(Records from a collection of figures)
——
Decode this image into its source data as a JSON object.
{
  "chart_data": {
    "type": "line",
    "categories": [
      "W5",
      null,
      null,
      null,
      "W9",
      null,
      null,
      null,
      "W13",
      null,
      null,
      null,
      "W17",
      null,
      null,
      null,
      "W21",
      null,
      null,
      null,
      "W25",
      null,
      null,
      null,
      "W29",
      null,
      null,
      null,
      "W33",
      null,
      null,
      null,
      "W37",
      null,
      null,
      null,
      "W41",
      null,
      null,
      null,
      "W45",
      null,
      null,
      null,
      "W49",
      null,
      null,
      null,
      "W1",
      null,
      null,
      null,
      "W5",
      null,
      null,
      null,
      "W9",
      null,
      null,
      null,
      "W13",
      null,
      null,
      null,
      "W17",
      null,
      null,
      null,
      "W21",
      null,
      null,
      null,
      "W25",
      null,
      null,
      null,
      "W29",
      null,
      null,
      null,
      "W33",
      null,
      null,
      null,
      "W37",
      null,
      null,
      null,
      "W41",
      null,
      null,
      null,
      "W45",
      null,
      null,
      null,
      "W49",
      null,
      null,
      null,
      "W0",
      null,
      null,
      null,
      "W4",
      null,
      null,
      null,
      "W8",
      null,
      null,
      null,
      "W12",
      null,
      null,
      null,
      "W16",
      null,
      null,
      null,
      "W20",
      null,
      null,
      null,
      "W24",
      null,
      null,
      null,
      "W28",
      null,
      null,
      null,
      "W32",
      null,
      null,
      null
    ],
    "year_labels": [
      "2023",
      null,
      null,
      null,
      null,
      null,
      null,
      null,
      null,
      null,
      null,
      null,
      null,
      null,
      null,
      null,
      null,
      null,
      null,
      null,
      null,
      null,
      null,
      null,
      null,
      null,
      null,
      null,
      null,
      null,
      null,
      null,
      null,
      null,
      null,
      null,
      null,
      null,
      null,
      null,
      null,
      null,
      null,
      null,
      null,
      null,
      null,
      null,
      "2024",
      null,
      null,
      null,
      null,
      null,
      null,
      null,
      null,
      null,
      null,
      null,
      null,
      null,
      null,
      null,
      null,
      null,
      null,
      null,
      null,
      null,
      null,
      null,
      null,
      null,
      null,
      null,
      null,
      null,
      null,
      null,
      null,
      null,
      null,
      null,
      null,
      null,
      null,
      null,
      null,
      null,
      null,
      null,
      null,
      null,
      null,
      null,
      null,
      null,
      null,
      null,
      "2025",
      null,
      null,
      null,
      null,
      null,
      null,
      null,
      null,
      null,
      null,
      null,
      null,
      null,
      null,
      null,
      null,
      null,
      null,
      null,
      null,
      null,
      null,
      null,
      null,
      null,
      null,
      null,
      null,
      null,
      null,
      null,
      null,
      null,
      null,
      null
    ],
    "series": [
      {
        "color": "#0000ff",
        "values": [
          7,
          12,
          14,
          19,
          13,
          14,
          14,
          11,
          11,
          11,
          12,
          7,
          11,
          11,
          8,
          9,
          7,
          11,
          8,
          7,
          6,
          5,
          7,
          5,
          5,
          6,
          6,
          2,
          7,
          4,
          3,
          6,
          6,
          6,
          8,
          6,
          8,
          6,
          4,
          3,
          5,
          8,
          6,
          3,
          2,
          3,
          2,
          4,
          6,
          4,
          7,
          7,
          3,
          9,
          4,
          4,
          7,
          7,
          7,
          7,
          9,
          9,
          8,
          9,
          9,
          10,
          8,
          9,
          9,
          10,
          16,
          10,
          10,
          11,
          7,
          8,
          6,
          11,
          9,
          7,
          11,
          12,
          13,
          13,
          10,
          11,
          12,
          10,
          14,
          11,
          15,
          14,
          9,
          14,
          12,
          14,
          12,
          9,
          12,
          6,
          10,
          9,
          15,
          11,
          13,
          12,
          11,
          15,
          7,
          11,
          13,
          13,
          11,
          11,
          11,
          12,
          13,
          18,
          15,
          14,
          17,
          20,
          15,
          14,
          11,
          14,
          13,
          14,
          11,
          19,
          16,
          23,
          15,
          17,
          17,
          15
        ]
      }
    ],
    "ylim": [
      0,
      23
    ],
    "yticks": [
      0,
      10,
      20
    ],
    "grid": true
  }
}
——
What you should do
Write out the material exactly as given.

Answer for this exercise
Decode this image into its source data as a JSON object.
{
  "chart_data": {
    "type": "line",
    "categories": [
      "W5",
      null,
      null,
      null,
      "W9",
      null,
      null,
      null,
      "W13",
      null,
      null,
      null,
      "W17",
      null,
      null,
      null,
      "W21",
      null,
      null,
      null,
      "W25",
      null,
      null,
      null,
      "W29",
      null,
      null,
      null,
      "W33",
      null,
      null,
      null,
      "W37",
      null,
      null,
      null,
      "W41",
      null,
      null,
      null,
      "W45",
      null,
      null,
      null,
      "W49",
      null,
      null,
      null,
      "W1",
      null,
      null,
      null,
      "W5",
      null,
      null,
      null,
      "W9",
      null,
      null,
      null,
      "W13",
      null,
      null,
      null,
      "W17",
      null,
      null,
      null,
      "W21",
      null,
      null,
      null,
      "W25",
      null,
      null,
      null,
      "W29",
      null,
      null,
      null,
      "W33",
      null,
      null,
      null,
      "W37",
      null,
      null,
      null,
      "W41",
      null,
      null,
      null,
      "W45",
      null,
      null,
      null,
      "W49",
      null,
      null,
      null,
      "W0",
      null,
      null,
      null,
      "W4",
      null,
      null,
      null,
      "W8",
      null,
      null,
      null,
      "W12",
      null,
      null,
      null,
      "W16",
      null,
      null,
      null,
      "W20",
      null,
      null,
      null,
      "W24",
      null,
      null,
      null,
      "W28",
      null,
      null,
      null,
      "W32",
      null,
      null,
      null
    ],
    "year_labels": [
      "2023",
      null,
      null,
      null,
      null,
      null,
      null,
      null,
      null,
      null,
      null,
      null,
      null,
      null,
      null,
      null,
      null,
      null,
      null,
      null,
      null,
      null,
      null,
      null,
      null,
      null,
      null,
      null,
      null,
      null,
      null,
      null,
      null,
      null,
      null,
      null,
      null,
      null,
      null,
      null,
      null,
      null,
      null,
      null,
      null,
      null,
      null,
      null,
      "2024",
      null,
      null,
      null,
      null,
      null,
      null,
      null,
      null,
      null,
      null,
      null,
      null,
      null,
      null,
      null,
      null,
      null,
      null,
      null,
      null,
      null,
      null,
      null,
      null,
      null,
      null,
      null,
      null,
      null,
      null,
      null,
      null,
      null,
      null,
      null,
      null,
      null,
      null,
      null,
      null,
      null,
      null,
      null,
      null,
      null,
      null,
      null,
      null,
      null,
      null,
      null,
      "2025",
      null,
      null,
      null,
      null,
      null,
      null,
      null,
      null,
      null,
      null,
      null,
      null,
      null,
      null,
      null,
      null,
      null,
      null,
      null,
      null,
      null,
      null,
      null,
      null,
      null,
      null,
      null,
      null,
      null,
      null,
      null,
      null,
      null,
      null,
      null
    ],
    "series": [
      {
        "color": "#0000ff",
        "values": [
          7,
          12,
          14,
          19,
          13,
          14,
          14,
          11,
          11,
          11,
          12,
          7,
          11,
          11,
          8,
          9,
          7,
          11,
          8,
          7,
          6,
          5,
          7,
          5,
          5,
          6,
          6,
          2,
          7,
          4,
          3,
          6,
          6,
          6,
          8,
          6,
          8,
          6,
          4,
          3,
          5,
          8,
          6,
          3,
          2,
          3,
          2,
          4,
          6,
          4,
          7,
          7,
          3,
          9,
          4,
          4,
          7,
          7,
          7,
          7,
          9,
          9,
          8,
          9,
          9,
          10,
          8,
          9,
          9,
          10,
          16,
          10,
          10,
          11,
          7,
          8,
          6,
          11,
          9,
          7,
          11,
          12,
          13,
          13,
          10,
          11,
          12,
          10,
          14,
          11,
          15,
          14,
          9,
          14,
          12,
          14,
          12,
          9,
          12,
          6,
          10,
          9,
          15,
          11,
          13,
          12,
          11,
          15,
          7,
          11,
          13,
          13,
          11,
          11,
          11,
          12,
          13,
          18,
          15,
          14,
          17,
          20,
          15,
          14,
          11,
          14,
          13,
          14,
          11,
          19,
          16,
          23,
          15,
          17,
          17,
          15
        ]
      }
    ],
    "ylim": [
      0,
      23
    ],
    "yticks": [
      0,
      10,
      20
    ],
    "grid": true
  }
}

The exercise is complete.